**Data excerpts**
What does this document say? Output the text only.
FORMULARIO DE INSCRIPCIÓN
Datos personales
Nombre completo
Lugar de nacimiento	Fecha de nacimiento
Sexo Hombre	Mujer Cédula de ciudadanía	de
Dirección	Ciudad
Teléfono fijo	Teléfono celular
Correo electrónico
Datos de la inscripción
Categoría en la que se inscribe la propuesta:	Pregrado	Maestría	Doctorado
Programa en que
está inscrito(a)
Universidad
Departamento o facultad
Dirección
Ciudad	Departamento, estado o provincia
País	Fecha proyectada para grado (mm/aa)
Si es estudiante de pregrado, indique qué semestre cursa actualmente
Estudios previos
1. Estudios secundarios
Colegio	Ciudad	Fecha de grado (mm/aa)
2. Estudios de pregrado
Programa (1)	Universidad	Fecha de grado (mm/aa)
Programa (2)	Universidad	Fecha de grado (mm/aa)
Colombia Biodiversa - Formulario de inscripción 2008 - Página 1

**PROBLEM TO WORK ON**
Transcribe every entry word for word.

**CORRECT RESPONSE**
What does this document say? Output the text only.
FORMULARIO DE INSCRIPCIÓN
Datos personales
Nombre completo
Lugar de nacimiento	Fecha de nacimiento
Sexo Hombre	Mujer Cédula de ciudadanía	de
Dirección	Ciudad
Teléfono fijo	Teléfono celular
Correo electrónico
Datos de la inscripción
Categoría en la que se inscribe la propuesta:	Pregrado	Maestría	Doctorado
Programa en que
está inscrito(a)
Universidad
Departamento o facultad
Dirección
Ciudad	Departamento, estado o provincia
País	Fecha proyectada para grado (mm/aa)
Si es estudiante de pregrado, indique qué semestre cursa actualmente
Estudios previos
1. Estudios secundarios
Colegio	Ciudad	Fecha de grado (mm/aa)
2. Estudios de pregrado
Programa (1)	Universidad	Fecha de grado (mm/aa)
Programa (2)	Universidad	Fecha de grado (mm/aa)
Colombia Biodiversa - Formulario de inscripción 2008 - Página 1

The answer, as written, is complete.